Stated task> Reproduce each of the lines word for word.
START Listed entries
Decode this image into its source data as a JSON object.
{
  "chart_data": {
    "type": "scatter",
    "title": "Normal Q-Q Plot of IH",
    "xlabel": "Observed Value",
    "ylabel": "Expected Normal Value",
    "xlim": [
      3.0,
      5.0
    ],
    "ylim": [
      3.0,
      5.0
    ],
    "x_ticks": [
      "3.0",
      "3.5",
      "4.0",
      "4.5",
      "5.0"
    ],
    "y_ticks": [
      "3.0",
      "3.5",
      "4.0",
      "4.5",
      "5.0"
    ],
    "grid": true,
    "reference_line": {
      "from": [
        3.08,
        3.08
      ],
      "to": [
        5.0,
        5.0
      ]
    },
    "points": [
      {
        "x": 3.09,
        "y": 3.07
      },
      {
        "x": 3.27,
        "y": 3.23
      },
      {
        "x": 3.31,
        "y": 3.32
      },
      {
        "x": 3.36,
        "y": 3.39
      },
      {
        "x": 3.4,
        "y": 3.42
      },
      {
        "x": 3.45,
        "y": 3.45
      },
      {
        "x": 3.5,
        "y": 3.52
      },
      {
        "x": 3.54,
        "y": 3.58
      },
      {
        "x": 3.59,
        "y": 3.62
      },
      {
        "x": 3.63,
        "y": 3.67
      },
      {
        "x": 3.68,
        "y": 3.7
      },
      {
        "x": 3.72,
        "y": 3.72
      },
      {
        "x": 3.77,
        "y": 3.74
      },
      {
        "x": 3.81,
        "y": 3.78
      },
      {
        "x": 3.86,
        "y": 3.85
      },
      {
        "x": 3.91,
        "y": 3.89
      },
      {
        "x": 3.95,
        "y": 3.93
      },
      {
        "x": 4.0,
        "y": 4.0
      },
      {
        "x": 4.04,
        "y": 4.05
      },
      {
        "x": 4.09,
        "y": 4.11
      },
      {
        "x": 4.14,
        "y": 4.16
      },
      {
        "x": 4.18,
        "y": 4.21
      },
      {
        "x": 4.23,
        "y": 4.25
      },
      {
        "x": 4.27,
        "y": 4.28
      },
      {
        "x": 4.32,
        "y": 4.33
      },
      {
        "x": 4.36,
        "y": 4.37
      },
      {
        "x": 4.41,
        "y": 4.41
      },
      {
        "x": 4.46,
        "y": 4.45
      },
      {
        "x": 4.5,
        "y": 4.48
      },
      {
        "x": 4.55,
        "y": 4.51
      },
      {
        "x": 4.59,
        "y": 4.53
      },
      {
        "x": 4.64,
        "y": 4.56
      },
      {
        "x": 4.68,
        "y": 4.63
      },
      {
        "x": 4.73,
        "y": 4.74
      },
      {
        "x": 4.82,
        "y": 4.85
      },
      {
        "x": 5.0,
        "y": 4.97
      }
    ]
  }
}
END Listed entries
Task output>
Decode this image into its source data as a JSON object.
{
  "chart_data": {
    "type": "scatter",
    "title": "Normal Q-Q Plot of IH",
    "xlabel": "Observed Value",
    "ylabel": "Expected Normal Value",
    "xlim": [
      3.0,
      5.0
    ],
    "ylim": [
      3.0,
      5.0
    ],
    "x_ticks": [
      "3.0",
      "3.5",
      "4.0",
      "4.5",
      "5.0"
    ],
    "y_ticks": [
      "3.0",
      "3.5",
      "4.0",
      "4.5",
      "5.0"
    ],
    "grid": true,
    "reference_line": {
      "from": [
        3.08,
        3.08
      ],
      "to": [
        5.0,
        5.0
      ]
    },
    "points": [
      {
        "x": 3.09,
        "y": 3.07
      },
      {
        "x": 3.27,
        "y": 3.23
      },
      {
        "x": 3.31,
        "y": 3.32
      },
      {
        "x": 3.36,
        "y": 3.39
      },
      {
        "x": 3.4,
        "y": 3.42
      },
      {
        "x": 3.45,
        "y": 3.45
      },
      {
        "x": 3.5,
        "y": 3.52
      },
      {
        "x": 3.54,
        "y": 3.58
      },
      {
        "x": 3.59,
        "y": 3.62
      },
      {
        "x": 3.63,
        "y": 3.67
      },
      {
        "x": 3.68,
        "y": 3.7
      },
      {
        "x": 3.72,
        "y": 3.72
      },
      {
        "x": 3.77,
        "y": 3.74
      },
      {
        "x": 3.81,
        "y": 3.78
      },
      {
        "x": 3.86,
        "y": 3.85
      },
      {
        "x": 3.91,
        "y": 3.89
      },
      {
        "x": 3.95,
        "y": 3.93
      },
      {
        "x": 4.0,
        "y": 4.0
      },
      {
        "x": 4.04,
        "y": 4.05
      },
      {
        "x": 4.09,
        "y": 4.11
      },
      {
        "x": 4.14,
        "y": 4.16
      },
      {
        "x": 4.18,
        "y": 4.21
      },
      {
        "x": 4.23,
        "y": 4.25
      },
      {
        "x": 4.27,
        "y": 4.28
      },
      {
        "x": 4.32,
        "y": 4.33
      },
      {
        "x": 4.36,
        "y": 4.37
      },
      {
        "x": 4.41,
        "y": 4.41
      },
      {
        "x": 4.46,
        "y": 4.45
      },
      {
        "x": 4.5,
        "y": 4.48
      },
      {
        "x": 4.55,
        "y": 4.51
      },
      {
        "x": 4.59,
        "y": 4.53
      },
      {
        "x": 4.64,
        "y": 4.56
      },
      {
        "x": 4.68,
        "y": 4.63
      },
      {
        "x": 4.73,
        "y": 4.74
      },
      {
        "x": 4.82,
        "y": 4.85
      },
      {
        "x": 5.0,
        "y": 4.97
      }
    ]
  }
}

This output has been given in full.